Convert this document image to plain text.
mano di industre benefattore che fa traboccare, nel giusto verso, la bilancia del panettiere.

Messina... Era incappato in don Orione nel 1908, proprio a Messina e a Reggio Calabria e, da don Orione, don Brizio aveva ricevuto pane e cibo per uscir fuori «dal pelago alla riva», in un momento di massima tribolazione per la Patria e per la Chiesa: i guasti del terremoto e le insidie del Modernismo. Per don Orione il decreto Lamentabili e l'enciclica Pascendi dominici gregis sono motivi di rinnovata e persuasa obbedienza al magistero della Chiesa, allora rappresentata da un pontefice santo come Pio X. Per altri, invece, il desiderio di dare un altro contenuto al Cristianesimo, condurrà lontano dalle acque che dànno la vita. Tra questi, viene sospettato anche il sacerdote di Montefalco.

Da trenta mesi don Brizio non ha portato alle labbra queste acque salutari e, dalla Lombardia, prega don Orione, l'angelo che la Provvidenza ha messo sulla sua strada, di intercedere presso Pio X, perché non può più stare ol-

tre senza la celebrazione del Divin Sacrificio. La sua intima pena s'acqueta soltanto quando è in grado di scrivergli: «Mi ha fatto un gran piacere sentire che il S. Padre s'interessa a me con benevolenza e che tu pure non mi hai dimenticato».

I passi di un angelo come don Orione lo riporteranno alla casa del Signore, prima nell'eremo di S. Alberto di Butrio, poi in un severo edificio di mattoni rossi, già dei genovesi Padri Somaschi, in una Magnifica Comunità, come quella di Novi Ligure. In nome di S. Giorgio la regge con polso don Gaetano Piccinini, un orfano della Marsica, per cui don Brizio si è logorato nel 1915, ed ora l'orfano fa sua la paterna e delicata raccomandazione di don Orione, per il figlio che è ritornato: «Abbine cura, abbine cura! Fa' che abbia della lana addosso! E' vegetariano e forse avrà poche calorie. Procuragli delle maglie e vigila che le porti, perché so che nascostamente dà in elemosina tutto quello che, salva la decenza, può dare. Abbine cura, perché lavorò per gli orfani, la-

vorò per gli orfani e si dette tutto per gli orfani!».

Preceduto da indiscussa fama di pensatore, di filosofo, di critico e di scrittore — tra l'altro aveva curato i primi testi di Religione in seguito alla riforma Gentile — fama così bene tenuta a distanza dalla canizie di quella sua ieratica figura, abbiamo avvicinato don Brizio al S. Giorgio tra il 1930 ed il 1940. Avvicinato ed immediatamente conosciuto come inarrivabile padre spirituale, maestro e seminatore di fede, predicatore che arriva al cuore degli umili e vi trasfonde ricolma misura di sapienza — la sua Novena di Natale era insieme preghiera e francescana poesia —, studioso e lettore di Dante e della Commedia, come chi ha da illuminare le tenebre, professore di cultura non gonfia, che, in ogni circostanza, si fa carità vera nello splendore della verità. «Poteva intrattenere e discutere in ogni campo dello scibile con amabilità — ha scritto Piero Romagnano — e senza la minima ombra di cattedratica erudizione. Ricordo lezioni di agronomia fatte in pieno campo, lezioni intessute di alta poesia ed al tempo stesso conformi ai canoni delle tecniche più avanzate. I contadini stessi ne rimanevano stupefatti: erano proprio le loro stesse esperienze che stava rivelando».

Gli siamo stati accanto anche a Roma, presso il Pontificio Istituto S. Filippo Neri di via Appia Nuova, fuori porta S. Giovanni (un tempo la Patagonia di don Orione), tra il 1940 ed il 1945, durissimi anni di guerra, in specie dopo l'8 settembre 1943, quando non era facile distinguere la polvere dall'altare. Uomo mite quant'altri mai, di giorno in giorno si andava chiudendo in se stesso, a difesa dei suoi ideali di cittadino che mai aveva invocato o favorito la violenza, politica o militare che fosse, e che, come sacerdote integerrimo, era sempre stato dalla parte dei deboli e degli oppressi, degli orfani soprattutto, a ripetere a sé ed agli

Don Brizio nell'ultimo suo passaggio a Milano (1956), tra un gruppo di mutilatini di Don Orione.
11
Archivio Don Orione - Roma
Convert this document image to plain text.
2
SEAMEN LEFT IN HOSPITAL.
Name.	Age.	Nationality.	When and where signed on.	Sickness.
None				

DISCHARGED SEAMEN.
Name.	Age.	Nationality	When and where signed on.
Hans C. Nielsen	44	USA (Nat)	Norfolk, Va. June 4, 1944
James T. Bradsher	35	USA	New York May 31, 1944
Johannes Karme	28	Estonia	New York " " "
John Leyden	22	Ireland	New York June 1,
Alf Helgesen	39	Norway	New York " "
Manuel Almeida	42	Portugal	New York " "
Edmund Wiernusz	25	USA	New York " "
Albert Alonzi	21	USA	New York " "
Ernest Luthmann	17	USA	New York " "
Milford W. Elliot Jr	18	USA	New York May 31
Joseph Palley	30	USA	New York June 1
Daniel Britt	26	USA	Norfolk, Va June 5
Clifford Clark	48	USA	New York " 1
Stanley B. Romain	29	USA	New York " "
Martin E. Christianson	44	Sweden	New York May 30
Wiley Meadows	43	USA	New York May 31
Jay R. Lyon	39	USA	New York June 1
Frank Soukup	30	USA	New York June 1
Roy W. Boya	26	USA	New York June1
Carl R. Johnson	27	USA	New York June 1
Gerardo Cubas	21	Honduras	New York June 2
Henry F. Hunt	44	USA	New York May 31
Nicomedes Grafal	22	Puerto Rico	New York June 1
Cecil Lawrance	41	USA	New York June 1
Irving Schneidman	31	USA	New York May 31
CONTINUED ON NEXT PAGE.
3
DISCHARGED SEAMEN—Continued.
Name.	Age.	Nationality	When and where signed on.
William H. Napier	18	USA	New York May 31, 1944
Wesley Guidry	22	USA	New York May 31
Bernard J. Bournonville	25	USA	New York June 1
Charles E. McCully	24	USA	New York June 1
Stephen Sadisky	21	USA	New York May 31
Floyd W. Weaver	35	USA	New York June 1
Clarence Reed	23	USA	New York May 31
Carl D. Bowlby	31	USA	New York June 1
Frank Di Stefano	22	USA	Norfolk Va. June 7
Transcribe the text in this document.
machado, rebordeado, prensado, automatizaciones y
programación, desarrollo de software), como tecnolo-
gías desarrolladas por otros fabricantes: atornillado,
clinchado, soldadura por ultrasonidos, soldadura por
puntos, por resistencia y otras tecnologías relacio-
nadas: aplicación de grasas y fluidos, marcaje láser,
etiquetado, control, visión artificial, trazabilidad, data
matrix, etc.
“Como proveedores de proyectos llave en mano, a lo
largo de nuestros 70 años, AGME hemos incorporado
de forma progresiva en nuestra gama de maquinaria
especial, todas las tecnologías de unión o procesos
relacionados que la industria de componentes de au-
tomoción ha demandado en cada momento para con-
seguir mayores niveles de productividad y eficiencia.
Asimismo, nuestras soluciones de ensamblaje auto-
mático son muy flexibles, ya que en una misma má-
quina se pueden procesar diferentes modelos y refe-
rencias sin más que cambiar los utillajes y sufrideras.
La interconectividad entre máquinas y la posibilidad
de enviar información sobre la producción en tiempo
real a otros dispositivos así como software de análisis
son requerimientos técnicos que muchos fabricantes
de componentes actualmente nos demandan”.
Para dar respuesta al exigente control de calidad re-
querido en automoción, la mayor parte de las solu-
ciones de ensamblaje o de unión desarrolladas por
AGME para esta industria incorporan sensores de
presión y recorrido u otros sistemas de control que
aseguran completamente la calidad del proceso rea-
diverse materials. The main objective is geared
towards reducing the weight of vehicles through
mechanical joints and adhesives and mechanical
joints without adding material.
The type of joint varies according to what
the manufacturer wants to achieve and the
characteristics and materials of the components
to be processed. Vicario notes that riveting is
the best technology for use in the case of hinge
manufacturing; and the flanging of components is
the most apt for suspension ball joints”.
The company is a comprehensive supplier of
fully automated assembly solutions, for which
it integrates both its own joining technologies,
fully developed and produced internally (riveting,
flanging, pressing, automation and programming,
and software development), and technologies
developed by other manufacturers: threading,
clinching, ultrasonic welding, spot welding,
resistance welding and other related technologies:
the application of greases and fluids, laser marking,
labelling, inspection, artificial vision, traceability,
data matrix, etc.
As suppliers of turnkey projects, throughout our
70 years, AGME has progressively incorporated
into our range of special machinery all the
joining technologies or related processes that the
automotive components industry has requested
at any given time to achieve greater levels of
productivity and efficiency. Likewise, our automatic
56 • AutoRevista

Short exercise:
Return each line of the listing that holds the string "technologies".

Final result:
it integrates both its own joining technologies,
and software development), and technologies
resistance welding and other related technologies:
joining technologies or related processes that the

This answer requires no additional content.